*WRITTEN INSTRUCTION*.
Extract each line of the data below exactly as written.

*MATERIAL FOR THE TASK*.
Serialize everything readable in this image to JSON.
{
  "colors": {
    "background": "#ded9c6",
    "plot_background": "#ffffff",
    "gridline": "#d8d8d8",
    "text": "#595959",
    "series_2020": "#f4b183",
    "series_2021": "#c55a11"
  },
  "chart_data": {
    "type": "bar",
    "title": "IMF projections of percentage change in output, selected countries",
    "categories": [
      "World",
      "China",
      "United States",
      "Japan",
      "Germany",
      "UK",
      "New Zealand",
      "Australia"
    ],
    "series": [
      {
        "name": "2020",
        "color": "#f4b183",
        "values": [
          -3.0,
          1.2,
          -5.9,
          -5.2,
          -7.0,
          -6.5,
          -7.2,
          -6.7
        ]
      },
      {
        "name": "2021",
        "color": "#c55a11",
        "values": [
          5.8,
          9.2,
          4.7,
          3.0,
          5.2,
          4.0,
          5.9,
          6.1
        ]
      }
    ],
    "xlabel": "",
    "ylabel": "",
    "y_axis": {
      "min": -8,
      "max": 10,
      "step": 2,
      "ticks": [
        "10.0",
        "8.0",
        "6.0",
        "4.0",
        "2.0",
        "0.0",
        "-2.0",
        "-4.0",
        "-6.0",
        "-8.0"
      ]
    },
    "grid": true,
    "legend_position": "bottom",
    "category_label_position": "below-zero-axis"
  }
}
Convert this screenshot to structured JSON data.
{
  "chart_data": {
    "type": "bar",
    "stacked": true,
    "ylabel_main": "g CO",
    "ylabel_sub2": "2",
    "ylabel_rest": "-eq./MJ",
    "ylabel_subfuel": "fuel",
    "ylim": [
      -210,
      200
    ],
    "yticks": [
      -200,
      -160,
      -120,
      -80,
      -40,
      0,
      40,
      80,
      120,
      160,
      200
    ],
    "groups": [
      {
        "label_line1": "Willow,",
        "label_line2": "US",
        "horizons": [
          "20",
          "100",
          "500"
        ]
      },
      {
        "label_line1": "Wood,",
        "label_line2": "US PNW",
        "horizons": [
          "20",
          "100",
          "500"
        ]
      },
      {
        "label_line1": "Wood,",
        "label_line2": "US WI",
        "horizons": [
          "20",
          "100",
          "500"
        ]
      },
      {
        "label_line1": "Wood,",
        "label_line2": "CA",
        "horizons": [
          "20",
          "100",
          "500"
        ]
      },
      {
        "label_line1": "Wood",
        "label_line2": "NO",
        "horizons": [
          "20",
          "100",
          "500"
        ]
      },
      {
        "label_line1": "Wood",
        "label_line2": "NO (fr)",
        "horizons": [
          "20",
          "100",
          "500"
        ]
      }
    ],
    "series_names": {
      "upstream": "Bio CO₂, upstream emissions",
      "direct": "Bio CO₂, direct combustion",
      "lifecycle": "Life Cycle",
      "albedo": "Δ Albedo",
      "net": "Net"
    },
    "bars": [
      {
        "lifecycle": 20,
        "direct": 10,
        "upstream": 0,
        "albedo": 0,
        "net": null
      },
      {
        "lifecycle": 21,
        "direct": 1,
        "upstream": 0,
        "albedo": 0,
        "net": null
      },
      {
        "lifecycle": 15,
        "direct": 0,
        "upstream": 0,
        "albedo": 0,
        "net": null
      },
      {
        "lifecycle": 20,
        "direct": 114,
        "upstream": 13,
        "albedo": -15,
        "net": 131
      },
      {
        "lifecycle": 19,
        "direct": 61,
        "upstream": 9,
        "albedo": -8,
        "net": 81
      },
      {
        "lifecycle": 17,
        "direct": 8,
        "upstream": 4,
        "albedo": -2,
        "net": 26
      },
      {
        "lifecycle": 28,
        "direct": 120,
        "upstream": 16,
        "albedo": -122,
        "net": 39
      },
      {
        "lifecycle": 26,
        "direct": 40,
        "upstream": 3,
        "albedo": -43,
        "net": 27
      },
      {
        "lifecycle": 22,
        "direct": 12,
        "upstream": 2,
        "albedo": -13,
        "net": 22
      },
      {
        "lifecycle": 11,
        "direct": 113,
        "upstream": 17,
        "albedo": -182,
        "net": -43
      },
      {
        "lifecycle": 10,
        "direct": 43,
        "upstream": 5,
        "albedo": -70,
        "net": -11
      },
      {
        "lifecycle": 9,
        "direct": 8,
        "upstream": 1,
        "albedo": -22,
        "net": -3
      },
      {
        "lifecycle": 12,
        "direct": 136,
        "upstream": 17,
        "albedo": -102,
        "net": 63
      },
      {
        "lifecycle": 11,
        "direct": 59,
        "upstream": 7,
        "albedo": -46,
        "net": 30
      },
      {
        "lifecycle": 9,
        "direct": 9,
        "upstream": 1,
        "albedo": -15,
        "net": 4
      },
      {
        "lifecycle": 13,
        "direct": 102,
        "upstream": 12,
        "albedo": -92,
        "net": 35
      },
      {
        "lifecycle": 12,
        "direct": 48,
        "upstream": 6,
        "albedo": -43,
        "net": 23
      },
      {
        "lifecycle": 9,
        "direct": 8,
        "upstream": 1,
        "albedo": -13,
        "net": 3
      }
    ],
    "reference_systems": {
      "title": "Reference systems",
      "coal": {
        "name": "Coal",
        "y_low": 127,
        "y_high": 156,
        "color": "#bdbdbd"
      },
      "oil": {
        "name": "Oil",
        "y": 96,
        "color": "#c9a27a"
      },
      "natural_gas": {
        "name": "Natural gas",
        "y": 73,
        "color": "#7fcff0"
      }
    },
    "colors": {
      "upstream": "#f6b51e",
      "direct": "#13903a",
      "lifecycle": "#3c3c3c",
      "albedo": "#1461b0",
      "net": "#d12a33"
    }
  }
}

*RESULT FOR THIS TASK*.
Serialize everything readable in this image to JSON.
{
  "colors": {
    "background": "#ded9c6",
    "plot_background": "#ffffff",
    "gridline": "#d8d8d8",
    "text": "#595959",
    "series_2020": "#f4b183",
    "series_2021": "#c55a11"
  },
  "chart_data": {
    "type": "bar",
    "title": "IMF projections of percentage change in output, selected countries",
    "categories": [
      "World",
      "China",
      "United States",
      "Japan",
      "Germany",
      "UK",
      "New Zealand",
      "Australia"
    ],
    "series": [
      {
        "name": "2020",
        "color": "#f4b183",
        "values": [
          -3.0,
          1.2,
          -5.9,
          -5.2,
          -7.0,
          -6.5,
          -7.2,
          -6.7
        ]
      },
      {
        "name": "2021",
        "color": "#c55a11",
        "values": [
          5.8,
          9.2,
          4.7,
          3.0,
          5.2,
          4.0,
          5.9,
          6.1
        ]
      }
    ],
    "xlabel": "",
    "ylabel": "",
    "y_axis": {
      "min": -8,
      "max": 10,
      "step": 2,
      "ticks": [
        "10.0",
        "8.0",
        "6.0",
        "4.0",
        "2.0",
        "0.0",
        "-2.0",
        "-4.0",
        "-6.0",
        "-8.0"
      ]
    },
    "grid": true,
    "legend_position": "bottom",
    "category_label_position": "below-zero-axis"
  }
}
Convert this screenshot to structured JSON data.
{
  "chart_data": {
    "type": "bar",
    "stacked": true,
    "ylabel_main": "g CO",
    "ylabel_sub2": "2",
    "ylabel_rest": "-eq./MJ",
    "ylabel_subfuel": "fuel",
    "ylim": [
      -210,
      200
    ],
    "yticks": [
      -200,
      -160,
      -120,
      -80,
      -40,
      0,
      40,
      80,
      120,
      160,
      200
    ],
    "groups": [
      {
        "label_line1": "Willow,",
        "label_line2": "US",
        "horizons": [
          "20",
          "100",
          "500"
        ]
      },
      {
        "label_line1": "Wood,",
        "label_line2": "US PNW",
        "horizons": [
          "20",
          "100",
          "500"
        ]
      },
      {
        "label_line1": "Wood,",
        "label_line2": "US WI",
        "horizons": [
          "20",
          "100",
          "500"
        ]
      },
      {
        "label_line1": "Wood,",
        "label_line2": "CA",
        "horizons": [
          "20",
          "100",
          "500"
        ]
      },
      {
        "label_line1": "Wood",
        "label_line2": "NO",
        "horizons": [
          "20",
          "100",
          "500"
        ]
      },
      {
        "label_line1": "Wood",
        "label_line2": "NO (fr)",
        "horizons": [
          "20",
          "100",
          "500"
        ]
      }
    ],
    "series_names": {
      "upstream": "Bio CO₂, upstream emissions",
      "direct": "Bio CO₂, direct combustion",
      "lifecycle": "Life Cycle",
      "albedo": "Δ Albedo",
      "net": "Net"
    },
    "bars": [
      {
        "lifecycle": 20,
        "direct": 10,
        "upstream": 0,
        "albedo": 0,
        "net": null
      },
      {
        "lifecycle": 21,
        "direct": 1,
        "upstream": 0,
        "albedo": 0,
        "net": null
      },
      {
        "lifecycle": 15,
        "direct": 0,
        "upstream": 0,
        "albedo": 0,
        "net": null
      },
      {
        "lifecycle": 20,
        "direct": 114,
        "upstream": 13,
        "albedo": -15,
        "net": 131
      },
      {
        "lifecycle": 19,
        "direct": 61,
        "upstream": 9,
        "albedo": -8,
        "net": 81
      },
      {
        "lifecycle": 17,
        "direct": 8,
        "upstream": 4,
        "albedo": -2,
        "net": 26
      },
      {
        "lifecycle": 28,
        "direct": 120,
        "upstream": 16,
        "albedo": -122,
        "net": 39
      },
      {
        "lifecycle": 26,
        "direct": 40,
        "upstream": 3,
        "albedo": -43,
        "net": 27
      },
      {
        "lifecycle": 22,
        "direct": 12,
        "upstream": 2,
        "albedo": -13,
        "net": 22
      },
      {
        "lifecycle": 11,
        "direct": 113,
        "upstream": 17,
        "albedo": -182,
        "net": -43
      },
      {
        "lifecycle": 10,
        "direct": 43,
        "upstream": 5,
        "albedo": -70,
        "net": -11
      },
      {
        "lifecycle": 9,
        "direct": 8,
        "upstream": 1,
        "albedo": -22,
        "net": -3
      },
      {
        "lifecycle": 12,
        "direct": 136,
        "upstream": 17,
        "albedo": -102,
        "net": 63
      },
      {
        "lifecycle": 11,
        "direct": 59,
        "upstream": 7,
        "albedo": -46,
        "net": 30
      },
      {
        "lifecycle": 9,
        "direct": 9,
        "upstream": 1,
        "albedo": -15,
        "net": 4
      },
      {
        "lifecycle": 13,
        "direct": 102,
        "upstream": 12,
        "albedo": -92,
        "net": 35
      },
      {
        "lifecycle": 12,
        "direct": 48,
        "upstream": 6,
        "albedo": -43,
        "net": 23
      },
      {
        "lifecycle": 9,
        "direct": 8,
        "upstream": 1,
        "albedo": -13,
        "net": 3
      }
    ],
    "reference_systems": {
      "title": "Reference systems",
      "coal": {
        "name": "Coal",
        "y_low": 127,
        "y_high": 156,
        "color": "#bdbdbd"
      },
      "oil": {
        "name": "Oil",
        "y": 96,
        "color": "#c9a27a"
      },
      "natural_gas": {
        "name": "Natural gas",
        "y": 73,
        "color": "#7fcff0"
      }
    },
    "colors": {
      "upstream": "#f6b51e",
      "direct": "#13903a",
      "lifecycle": "#3c3c3c",
      "albedo": "#1461b0",
      "net": "#d12a33"
    }
  }
}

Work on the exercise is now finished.